▶ Exercise requirements
Extract each line holding the word "thee" from the entries.

[Stored data entries]
________________

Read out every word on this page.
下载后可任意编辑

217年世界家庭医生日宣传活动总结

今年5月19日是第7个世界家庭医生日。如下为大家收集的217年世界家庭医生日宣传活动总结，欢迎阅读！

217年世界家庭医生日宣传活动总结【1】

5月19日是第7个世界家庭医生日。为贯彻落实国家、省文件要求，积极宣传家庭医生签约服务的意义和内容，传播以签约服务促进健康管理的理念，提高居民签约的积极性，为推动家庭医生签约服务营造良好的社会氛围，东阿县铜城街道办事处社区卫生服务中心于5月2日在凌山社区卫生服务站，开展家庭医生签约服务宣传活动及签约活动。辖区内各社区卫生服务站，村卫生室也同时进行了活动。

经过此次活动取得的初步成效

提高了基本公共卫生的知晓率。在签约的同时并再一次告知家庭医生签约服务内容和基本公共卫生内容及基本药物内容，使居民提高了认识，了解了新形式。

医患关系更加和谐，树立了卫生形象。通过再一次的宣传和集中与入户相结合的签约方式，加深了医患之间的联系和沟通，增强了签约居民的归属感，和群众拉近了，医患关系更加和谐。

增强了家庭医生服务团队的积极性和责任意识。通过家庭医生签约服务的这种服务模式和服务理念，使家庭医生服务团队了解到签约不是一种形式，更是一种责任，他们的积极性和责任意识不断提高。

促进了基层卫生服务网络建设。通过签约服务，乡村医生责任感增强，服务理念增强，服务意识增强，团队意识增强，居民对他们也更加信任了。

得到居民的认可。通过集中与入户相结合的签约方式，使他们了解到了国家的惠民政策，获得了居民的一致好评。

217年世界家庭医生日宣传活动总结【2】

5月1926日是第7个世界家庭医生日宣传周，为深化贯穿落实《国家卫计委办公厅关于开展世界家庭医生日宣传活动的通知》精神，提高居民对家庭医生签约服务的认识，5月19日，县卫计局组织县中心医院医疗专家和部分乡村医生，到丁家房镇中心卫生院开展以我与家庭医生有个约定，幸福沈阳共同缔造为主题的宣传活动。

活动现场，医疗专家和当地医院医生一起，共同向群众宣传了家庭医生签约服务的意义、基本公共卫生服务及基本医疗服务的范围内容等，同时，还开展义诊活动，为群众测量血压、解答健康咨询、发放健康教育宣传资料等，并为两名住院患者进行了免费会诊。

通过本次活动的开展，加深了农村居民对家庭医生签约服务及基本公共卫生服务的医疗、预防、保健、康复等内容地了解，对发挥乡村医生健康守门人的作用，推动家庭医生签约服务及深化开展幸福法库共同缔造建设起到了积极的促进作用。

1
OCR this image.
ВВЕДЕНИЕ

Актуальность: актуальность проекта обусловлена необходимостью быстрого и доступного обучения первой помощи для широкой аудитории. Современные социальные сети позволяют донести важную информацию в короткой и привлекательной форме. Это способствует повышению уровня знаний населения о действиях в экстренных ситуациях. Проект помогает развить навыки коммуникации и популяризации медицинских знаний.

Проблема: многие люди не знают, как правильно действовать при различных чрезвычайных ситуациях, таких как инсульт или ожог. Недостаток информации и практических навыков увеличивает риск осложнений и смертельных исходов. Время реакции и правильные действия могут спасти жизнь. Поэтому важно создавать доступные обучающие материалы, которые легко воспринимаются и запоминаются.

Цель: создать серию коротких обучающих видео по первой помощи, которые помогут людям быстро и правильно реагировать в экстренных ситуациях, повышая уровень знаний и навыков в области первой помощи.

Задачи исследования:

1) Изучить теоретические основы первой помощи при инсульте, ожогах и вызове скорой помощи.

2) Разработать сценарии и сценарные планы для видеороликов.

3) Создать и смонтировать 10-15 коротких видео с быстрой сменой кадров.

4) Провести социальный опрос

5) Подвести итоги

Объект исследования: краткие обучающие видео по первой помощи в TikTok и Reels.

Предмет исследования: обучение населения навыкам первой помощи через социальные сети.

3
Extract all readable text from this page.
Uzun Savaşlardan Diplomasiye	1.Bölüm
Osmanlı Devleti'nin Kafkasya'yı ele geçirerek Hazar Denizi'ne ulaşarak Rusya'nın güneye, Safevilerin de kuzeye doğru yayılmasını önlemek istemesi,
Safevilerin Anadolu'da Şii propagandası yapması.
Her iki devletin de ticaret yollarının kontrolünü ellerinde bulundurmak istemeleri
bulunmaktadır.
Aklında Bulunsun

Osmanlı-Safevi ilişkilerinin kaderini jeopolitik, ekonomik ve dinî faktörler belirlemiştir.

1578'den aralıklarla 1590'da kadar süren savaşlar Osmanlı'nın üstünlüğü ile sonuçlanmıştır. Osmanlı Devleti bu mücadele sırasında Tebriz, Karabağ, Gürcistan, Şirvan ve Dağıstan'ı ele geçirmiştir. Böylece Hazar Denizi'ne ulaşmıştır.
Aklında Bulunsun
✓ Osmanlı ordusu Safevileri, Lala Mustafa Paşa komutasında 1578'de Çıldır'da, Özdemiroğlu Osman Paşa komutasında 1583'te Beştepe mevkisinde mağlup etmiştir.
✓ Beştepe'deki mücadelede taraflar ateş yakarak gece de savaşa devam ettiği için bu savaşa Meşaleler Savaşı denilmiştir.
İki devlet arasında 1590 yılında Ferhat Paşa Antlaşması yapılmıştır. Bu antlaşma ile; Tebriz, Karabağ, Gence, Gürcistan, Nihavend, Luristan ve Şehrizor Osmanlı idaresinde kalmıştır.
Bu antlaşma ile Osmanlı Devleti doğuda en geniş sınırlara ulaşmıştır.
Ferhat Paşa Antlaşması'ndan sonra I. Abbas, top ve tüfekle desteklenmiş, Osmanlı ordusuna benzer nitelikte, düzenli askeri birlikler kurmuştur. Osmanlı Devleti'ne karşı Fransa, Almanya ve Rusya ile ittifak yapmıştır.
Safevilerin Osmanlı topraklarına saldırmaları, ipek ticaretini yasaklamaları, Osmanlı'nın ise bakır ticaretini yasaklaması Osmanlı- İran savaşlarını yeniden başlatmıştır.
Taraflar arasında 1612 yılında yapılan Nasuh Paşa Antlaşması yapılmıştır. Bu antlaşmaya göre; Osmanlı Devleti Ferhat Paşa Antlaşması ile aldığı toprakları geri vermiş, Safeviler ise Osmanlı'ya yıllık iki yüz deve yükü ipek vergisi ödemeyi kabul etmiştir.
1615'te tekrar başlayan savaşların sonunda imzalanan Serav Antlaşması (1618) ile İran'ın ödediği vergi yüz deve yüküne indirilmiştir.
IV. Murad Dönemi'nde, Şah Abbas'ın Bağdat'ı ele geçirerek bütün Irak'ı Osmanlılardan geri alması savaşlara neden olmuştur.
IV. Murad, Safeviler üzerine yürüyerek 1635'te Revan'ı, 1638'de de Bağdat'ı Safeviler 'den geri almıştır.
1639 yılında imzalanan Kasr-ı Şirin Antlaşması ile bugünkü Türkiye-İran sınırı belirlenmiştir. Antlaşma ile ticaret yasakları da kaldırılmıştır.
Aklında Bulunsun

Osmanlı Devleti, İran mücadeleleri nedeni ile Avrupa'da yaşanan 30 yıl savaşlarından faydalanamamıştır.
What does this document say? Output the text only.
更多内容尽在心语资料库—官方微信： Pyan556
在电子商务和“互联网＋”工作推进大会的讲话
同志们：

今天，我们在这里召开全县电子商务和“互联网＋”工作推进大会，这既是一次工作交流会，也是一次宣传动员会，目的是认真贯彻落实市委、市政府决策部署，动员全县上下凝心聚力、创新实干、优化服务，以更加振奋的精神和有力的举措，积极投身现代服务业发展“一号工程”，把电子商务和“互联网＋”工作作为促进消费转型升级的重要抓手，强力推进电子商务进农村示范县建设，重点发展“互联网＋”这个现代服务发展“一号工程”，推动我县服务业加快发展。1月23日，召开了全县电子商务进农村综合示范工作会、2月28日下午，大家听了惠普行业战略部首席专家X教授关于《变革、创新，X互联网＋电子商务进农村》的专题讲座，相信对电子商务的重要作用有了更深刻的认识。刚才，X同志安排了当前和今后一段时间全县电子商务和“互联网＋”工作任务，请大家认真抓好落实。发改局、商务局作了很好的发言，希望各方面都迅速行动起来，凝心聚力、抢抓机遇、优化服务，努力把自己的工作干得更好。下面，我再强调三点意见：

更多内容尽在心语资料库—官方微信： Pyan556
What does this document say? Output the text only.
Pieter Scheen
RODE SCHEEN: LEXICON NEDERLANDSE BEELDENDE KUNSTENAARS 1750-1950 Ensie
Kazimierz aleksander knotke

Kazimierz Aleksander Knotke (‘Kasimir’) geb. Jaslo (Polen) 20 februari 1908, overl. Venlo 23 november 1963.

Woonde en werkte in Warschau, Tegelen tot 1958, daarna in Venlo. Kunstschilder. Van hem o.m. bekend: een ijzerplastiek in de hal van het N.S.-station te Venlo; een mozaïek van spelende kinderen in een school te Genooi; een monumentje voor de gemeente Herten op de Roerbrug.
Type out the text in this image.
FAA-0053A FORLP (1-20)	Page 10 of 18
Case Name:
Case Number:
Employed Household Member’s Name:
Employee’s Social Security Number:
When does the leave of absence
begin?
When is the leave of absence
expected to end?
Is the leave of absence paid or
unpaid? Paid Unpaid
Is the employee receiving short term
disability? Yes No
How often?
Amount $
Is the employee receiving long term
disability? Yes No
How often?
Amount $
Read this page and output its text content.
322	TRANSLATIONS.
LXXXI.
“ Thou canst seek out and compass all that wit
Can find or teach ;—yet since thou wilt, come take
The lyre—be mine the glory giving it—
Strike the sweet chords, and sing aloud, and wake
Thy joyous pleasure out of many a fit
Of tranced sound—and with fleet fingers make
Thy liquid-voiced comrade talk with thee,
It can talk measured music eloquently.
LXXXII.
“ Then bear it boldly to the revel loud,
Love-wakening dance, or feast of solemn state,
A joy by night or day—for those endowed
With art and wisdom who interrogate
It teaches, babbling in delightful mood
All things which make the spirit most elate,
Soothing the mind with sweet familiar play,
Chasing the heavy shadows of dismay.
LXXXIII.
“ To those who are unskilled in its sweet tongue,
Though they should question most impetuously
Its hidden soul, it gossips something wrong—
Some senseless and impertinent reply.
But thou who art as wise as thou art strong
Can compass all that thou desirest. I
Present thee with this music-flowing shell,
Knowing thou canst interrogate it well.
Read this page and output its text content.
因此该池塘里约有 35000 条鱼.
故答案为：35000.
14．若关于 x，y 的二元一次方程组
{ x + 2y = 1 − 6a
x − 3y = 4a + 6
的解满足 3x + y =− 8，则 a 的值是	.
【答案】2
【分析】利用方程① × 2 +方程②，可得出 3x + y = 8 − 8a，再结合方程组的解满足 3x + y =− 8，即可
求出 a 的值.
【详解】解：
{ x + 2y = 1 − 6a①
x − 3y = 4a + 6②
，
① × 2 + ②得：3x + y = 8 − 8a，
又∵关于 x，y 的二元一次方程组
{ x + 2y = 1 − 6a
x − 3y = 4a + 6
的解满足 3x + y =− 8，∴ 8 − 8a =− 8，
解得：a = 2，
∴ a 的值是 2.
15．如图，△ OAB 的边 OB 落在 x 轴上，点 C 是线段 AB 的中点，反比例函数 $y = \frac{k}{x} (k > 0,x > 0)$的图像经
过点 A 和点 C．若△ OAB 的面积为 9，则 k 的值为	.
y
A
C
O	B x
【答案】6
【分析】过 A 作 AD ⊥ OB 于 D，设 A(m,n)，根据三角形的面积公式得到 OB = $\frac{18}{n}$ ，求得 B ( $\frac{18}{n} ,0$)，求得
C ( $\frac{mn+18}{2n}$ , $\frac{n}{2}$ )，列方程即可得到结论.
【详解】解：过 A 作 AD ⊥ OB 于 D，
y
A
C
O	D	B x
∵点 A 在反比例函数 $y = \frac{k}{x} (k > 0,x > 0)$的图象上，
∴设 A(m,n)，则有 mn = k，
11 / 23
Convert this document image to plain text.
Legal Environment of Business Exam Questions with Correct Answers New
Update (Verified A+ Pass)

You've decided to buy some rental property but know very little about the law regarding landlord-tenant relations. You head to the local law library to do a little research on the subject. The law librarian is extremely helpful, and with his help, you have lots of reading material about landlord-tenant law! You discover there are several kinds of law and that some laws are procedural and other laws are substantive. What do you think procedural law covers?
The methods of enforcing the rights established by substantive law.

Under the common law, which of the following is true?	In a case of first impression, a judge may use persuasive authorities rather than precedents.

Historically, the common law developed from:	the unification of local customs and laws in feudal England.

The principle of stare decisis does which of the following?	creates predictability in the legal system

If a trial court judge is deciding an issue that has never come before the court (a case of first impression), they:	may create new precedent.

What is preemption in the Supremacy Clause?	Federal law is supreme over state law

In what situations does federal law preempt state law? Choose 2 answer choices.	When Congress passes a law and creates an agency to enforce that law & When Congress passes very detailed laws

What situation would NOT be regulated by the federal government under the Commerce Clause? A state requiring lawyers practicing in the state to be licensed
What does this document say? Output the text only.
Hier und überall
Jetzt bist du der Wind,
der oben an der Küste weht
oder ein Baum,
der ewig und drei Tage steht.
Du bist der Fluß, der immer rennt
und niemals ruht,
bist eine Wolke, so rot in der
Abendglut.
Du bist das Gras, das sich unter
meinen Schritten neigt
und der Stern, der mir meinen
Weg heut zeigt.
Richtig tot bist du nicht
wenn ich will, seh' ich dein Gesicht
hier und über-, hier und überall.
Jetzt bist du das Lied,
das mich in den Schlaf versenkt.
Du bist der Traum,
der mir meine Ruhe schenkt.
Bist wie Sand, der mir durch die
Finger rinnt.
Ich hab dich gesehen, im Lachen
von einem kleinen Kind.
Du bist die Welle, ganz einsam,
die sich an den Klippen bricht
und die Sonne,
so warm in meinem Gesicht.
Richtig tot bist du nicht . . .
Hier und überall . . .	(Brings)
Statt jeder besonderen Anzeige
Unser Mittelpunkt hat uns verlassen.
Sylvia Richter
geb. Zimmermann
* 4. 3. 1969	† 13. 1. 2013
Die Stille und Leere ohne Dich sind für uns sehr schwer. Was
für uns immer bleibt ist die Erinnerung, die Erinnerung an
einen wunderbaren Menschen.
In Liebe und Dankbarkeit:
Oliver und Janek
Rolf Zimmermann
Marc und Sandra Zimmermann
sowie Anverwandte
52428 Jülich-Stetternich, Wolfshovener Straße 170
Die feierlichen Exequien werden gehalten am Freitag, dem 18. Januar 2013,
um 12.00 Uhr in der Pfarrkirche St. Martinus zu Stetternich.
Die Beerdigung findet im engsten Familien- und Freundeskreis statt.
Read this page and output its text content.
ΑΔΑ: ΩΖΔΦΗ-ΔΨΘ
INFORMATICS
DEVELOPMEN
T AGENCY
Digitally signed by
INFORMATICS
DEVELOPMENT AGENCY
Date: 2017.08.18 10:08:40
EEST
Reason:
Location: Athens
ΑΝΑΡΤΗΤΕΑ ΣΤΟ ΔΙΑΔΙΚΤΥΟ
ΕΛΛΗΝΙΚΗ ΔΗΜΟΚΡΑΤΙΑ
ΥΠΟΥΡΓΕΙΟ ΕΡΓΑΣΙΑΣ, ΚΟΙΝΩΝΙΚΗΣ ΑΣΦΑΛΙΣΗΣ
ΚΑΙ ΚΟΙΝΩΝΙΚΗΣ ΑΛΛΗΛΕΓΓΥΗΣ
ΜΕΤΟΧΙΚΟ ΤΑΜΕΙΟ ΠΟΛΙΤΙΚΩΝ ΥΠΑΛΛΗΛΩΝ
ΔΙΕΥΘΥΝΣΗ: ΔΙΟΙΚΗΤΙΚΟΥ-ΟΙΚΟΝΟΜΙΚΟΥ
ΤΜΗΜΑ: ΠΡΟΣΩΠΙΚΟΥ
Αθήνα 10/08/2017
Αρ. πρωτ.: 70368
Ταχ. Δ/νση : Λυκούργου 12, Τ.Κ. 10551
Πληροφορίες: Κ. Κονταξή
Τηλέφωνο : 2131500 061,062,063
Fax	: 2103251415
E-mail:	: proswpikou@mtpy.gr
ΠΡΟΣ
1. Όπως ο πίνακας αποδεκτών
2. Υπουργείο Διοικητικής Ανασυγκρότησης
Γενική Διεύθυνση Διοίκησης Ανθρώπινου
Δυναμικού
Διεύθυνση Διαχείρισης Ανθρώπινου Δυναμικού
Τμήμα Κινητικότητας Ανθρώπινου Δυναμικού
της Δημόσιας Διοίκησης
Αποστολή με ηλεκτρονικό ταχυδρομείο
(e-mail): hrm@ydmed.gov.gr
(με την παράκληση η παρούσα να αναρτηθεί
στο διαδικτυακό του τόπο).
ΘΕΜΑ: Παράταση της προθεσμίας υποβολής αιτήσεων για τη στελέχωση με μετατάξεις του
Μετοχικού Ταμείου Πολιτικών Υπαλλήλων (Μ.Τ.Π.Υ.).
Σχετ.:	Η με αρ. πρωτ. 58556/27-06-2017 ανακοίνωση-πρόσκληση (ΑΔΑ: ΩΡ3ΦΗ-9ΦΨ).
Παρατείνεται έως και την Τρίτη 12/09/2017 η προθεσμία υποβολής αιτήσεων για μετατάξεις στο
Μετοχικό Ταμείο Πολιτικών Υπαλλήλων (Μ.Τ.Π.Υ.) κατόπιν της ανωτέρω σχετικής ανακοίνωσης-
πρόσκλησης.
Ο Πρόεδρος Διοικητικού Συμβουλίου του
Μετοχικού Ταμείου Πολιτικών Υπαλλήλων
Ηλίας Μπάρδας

________________

▶ Correct response
Thy liquid-voiced comrade talk with thee,
Present thee with this music-flowing shell,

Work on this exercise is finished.